▶ **Set exercise a**:
Decide whether each statement agrees with the film description, answering yes or no and quoting the deciding words: (i) the film runs eleven minutes; (ii) the film was shot in black and white; (iii) the film takes the point of view of a male amnesiac.

The Red Book

(1994)

16mm film (color), 11:00 minutes  (1994)

Sound design by Beo Morales

The Red Book is an elliptical, pictographic film that uses flat, painted figures and collage elements to explore the realms of memory, language, and identity from the point of view of a woman amnesiac.  The Red Book suggests the ways in which language defines us, and reaches back into dismemberment myths about the creation of different tongues through the breaking apart of bodies (in this case, the woman’s body).  As the film progresses, the submerged images of her stored memory appear and collide with the present world in circular rhythms, suggesting a sense of irretrievable loss.

▶ **Element-and-box listings**:
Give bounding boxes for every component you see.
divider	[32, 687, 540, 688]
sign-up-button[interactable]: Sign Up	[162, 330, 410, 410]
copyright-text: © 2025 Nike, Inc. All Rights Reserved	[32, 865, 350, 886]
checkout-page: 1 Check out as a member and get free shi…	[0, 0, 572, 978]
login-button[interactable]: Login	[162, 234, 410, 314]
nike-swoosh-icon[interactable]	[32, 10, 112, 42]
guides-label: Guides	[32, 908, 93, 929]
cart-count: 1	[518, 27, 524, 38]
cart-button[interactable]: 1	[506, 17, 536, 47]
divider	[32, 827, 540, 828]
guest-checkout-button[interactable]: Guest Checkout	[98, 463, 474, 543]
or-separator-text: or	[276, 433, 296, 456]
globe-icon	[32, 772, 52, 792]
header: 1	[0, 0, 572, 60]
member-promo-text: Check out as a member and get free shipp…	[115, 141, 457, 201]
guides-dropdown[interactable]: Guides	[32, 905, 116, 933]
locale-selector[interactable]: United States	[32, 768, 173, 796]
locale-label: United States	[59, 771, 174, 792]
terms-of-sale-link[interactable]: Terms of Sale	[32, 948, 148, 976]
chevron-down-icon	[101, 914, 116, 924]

▶ **Set exercise b**:
Switch "divider" to "rule" throughout the records and write their lines out again, with nothing else changed.

▶ **Complete output a**:
(i) Yes: "11:00 minutes"
(ii) No: "16mm film (color)"
(iii) No: "from the point of view of a woman amnesiac"

▶ **Complete output b**:
Give bounding boxes for every component you see.
rule	[32, 687, 540, 688]
sign-up-button[interactable]: Sign Up	[162, 330, 410, 410]
copyright-text: © 2025 Nike, Inc. All Rights Reserved	[32, 865, 350, 886]
checkout-page: 1 Check out as a member and get free shi…	[0, 0, 572, 978]
login-button[interactable]: Login	[162, 234, 410, 314]
nike-swoosh-icon[interactable]	[32, 10, 112, 42]
guides-label: Guides	[32, 908, 93, 929]
cart-count: 1	[518, 27, 524, 38]
cart-button[interactable]: 1	[506, 17, 536, 47]
rule	[32, 827, 540, 828]
guest-checkout-button[interactable]: Guest Checkout	[98, 463, 474, 543]
or-separator-text: or	[276, 433, 296, 456]
globe-icon	[32, 772, 52, 792]
header: 1	[0, 0, 572, 60]
member-promo-text: Check out as a member and get free shipp…	[115, 141, 457, 201]
guides-dropdown[interactable]: Guides	[32, 905, 116, 933]
locale-selector[interactable]: United States	[32, 768, 173, 796]
locale-label: United States	[59, 771, 174, 792]
terms-of-sale-link[interactable]: Terms of Sale	[32, 948, 148, 976]
chevron-down-icon	[101, 914, 116, 924]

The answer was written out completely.